> **Objetivo do exercício**:
Responda, por favor, a estas perguntas sobre o trecho acerca do clericalismo e do celibato:
1. Como a Igreja vê o clericalismo e o celibato?
2. Que dois papéis o trecho atribui ao clericalismo e ao celibato na Igreja Católica?
3. Em detrimento de quê se manifesta a proteção da reputação da Igreja?

> **Trecho fornecido**:
____

O que é evidente a partir da investigação e de vários inquéritos é que a Igreja vê tanto o clericalismo quanto o celibato como parte da estrutura sagrada do presbiterado católico e da vida religiosa. Por serem elementos sagrados, quem os administra trabalha para protegê-los. Muitas vezes, essa abordagem cai mal nas mãos do pensamento institucional, que determina como os clérigos são formados e, por sua vez, como eles e o laicato respondem às necessidades pastorais específicas.
Em suma, o clericalismo e o celibato são duas influências cruciais sobre a forma como a Igreja Católica é administrada e dois princípios orientadores para decidir para quem a Igreja existe.
Esses vários relatórios deixam claro que devemos ouvir as vozes das pessoas sobreviventes, cujos testemunhos lançam luz sobre as questões profundamente enraizadas na cultura clerical. Todos os estudos sublinham o impacto perturbador de uma mentalidade clerical, que prioriza a instituição acima do bem-estar dos indivíduos. Essa priorização manifesta-se na proteção da reputação da Igreja em detrimento da justiça e da responsabilização.

____

> **Itens fornecidos**:
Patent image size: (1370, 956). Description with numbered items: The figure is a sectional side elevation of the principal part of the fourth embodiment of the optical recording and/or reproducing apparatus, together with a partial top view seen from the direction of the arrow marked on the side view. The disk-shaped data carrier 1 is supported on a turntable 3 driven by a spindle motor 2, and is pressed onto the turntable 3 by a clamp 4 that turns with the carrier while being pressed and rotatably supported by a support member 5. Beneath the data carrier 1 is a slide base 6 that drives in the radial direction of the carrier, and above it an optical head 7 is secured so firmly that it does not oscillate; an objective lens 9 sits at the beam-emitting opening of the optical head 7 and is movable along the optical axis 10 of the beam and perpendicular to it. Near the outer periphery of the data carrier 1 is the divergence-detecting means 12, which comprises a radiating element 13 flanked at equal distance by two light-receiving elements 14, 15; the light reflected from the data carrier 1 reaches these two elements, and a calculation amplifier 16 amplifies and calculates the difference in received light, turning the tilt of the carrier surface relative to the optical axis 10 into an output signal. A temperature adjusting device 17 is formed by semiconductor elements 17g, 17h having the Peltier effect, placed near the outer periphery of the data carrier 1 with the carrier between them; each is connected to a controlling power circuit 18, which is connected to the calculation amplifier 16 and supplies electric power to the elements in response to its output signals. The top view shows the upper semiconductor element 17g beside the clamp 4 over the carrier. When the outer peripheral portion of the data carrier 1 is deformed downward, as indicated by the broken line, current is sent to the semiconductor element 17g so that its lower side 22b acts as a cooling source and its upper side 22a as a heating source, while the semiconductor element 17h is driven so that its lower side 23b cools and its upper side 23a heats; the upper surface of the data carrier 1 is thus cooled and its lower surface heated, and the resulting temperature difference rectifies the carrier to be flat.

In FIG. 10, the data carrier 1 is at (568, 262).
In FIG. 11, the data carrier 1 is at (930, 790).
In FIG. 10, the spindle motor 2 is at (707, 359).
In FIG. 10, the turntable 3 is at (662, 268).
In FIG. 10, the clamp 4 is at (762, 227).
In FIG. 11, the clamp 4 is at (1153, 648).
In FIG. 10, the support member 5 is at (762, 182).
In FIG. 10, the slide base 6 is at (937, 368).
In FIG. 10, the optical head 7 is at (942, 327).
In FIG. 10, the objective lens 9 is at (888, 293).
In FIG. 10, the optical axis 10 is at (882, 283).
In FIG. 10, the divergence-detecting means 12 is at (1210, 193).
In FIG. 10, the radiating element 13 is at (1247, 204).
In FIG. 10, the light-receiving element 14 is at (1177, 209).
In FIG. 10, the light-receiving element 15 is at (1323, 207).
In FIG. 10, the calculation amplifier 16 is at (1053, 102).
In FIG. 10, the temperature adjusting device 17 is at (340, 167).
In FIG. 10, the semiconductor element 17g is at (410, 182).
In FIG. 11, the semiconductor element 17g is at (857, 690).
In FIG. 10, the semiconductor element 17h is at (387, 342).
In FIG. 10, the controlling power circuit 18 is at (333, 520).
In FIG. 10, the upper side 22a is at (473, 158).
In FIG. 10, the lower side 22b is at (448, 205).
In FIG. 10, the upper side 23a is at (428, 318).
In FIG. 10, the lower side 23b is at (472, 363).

____

> **Resultado final**:
1. Como parte da estrutura sagrada do presbiterado católico e da vida religiosa.
2. São duas influências cruciais sobre a forma como a Igreja Católica é administrada e dois princípios orientadores para decidir para quem a Igreja existe.
3. Em detrimento da justiça e da responsabilização.